**TO BE DONE:** Copy every line in the records below that contains the word "assignees".

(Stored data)
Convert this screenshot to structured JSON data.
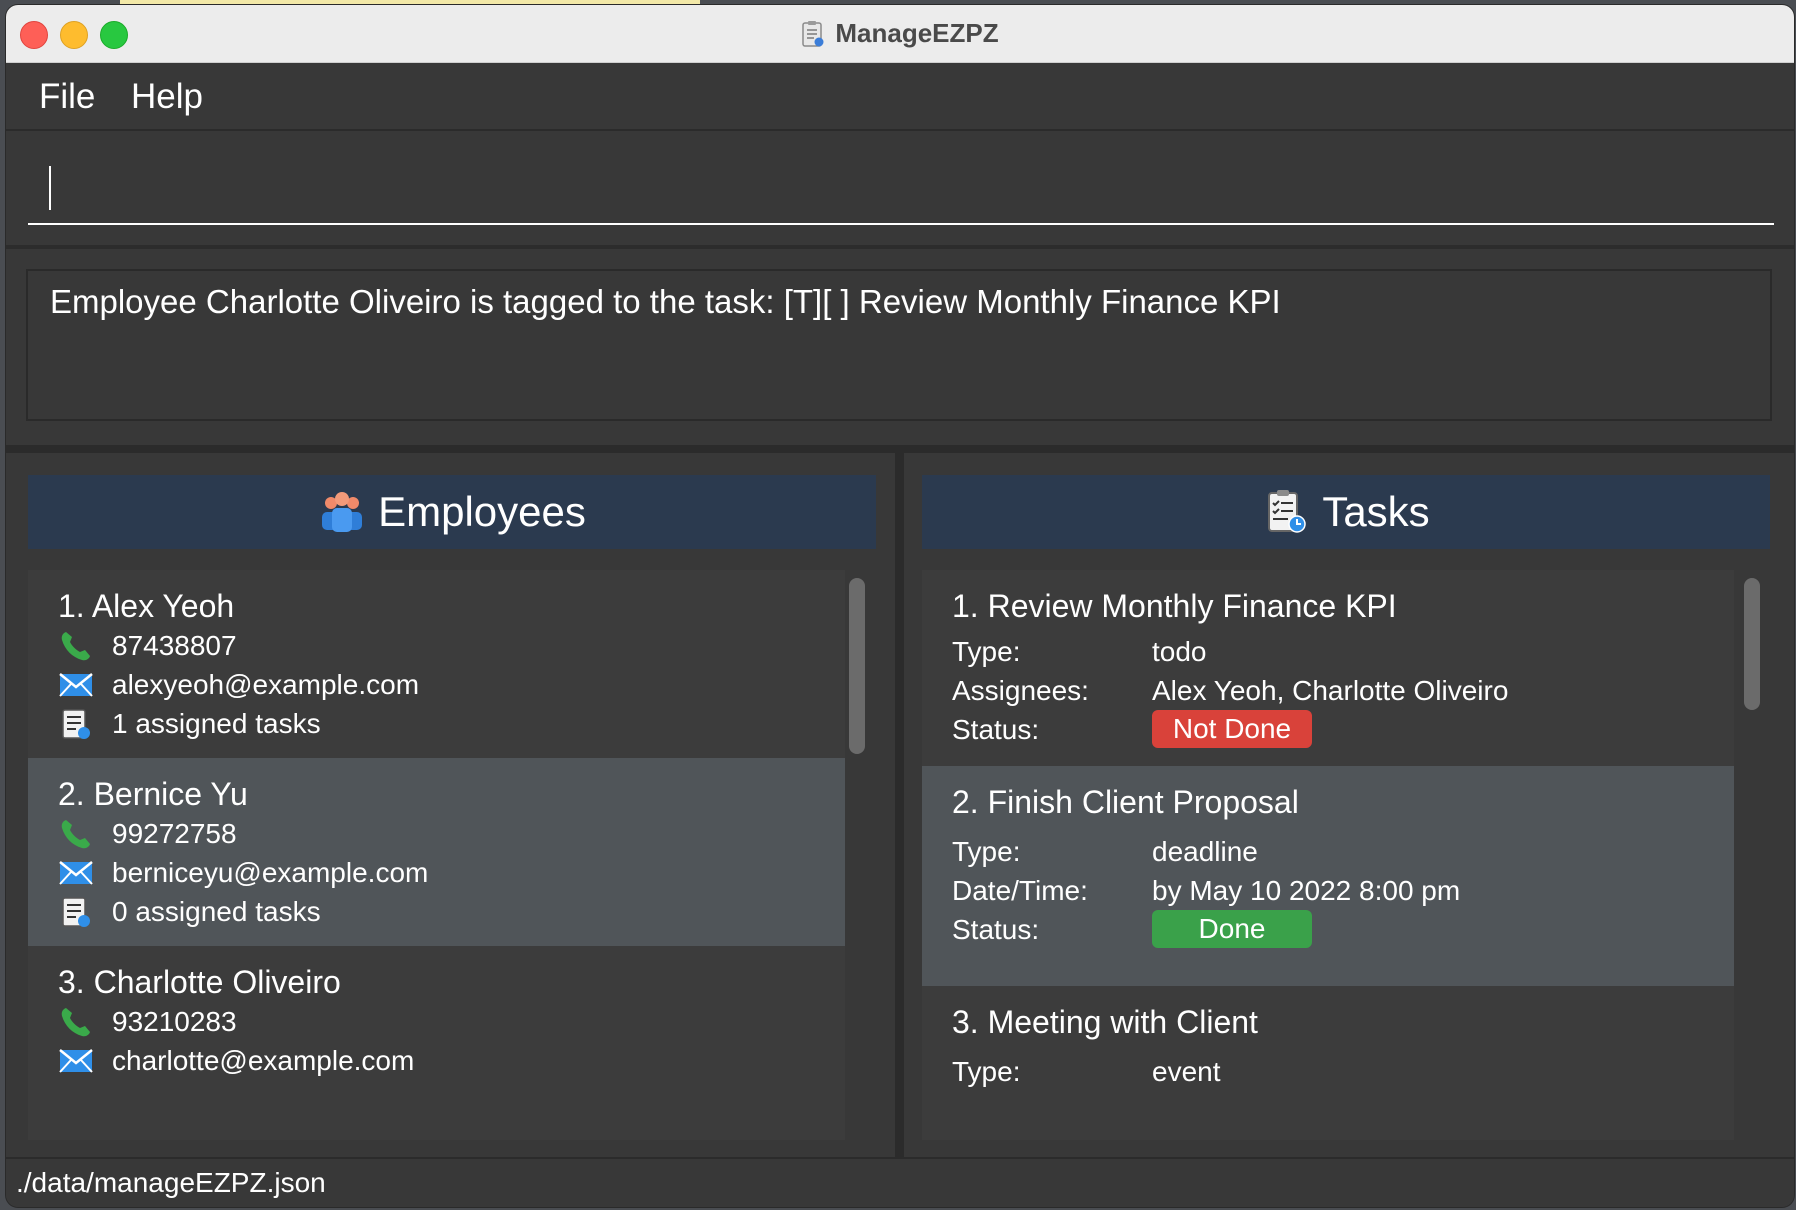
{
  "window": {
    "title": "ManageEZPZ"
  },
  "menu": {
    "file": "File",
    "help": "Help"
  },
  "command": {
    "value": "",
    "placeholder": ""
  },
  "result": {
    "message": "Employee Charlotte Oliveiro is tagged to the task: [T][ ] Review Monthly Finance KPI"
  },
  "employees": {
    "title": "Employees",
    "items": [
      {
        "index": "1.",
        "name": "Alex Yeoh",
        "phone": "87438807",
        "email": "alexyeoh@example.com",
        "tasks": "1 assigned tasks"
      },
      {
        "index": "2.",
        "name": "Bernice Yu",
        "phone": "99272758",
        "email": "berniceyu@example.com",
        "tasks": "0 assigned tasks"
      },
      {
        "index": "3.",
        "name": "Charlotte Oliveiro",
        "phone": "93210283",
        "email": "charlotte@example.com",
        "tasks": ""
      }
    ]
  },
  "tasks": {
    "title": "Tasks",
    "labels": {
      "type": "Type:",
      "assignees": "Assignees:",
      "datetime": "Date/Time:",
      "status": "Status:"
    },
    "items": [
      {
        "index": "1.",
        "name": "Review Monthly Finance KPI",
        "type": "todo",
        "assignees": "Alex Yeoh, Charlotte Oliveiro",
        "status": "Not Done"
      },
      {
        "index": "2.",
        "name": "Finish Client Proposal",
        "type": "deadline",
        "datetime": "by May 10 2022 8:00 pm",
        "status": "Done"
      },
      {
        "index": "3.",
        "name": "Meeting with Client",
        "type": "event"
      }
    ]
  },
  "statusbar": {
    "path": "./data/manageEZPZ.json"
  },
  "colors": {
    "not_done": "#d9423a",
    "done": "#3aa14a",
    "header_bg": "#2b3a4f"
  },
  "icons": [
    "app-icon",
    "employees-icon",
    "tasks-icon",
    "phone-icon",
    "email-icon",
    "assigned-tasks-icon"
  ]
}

---

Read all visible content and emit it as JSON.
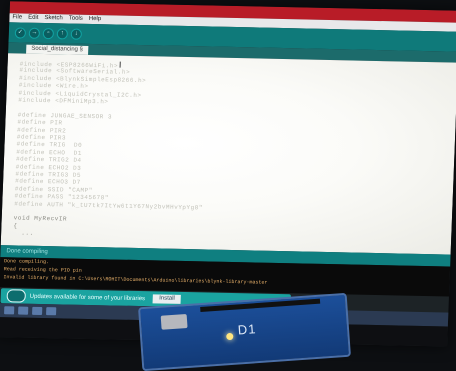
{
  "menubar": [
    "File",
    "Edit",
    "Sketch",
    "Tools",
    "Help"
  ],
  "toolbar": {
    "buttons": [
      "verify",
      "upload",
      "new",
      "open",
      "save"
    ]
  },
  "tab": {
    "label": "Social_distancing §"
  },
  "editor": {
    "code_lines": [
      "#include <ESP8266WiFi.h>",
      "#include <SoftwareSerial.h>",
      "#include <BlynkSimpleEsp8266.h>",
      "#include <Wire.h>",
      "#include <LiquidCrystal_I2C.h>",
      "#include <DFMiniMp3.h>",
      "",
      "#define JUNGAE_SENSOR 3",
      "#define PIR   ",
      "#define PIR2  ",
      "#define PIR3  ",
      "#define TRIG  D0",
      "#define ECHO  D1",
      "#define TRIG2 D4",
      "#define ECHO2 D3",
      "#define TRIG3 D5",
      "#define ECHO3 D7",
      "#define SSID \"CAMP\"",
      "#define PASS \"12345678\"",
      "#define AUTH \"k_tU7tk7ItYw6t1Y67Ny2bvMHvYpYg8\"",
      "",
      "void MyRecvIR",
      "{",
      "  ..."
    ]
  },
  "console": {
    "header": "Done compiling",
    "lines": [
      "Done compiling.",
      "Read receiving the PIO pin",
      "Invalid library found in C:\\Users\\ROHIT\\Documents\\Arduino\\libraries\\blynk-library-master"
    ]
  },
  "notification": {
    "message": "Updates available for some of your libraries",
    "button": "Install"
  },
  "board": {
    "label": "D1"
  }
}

**COMPLETED TASK:**
      "assignees": "Assignees:",
        "assignees": "Alex Yeoh, Charlotte Oliveiro",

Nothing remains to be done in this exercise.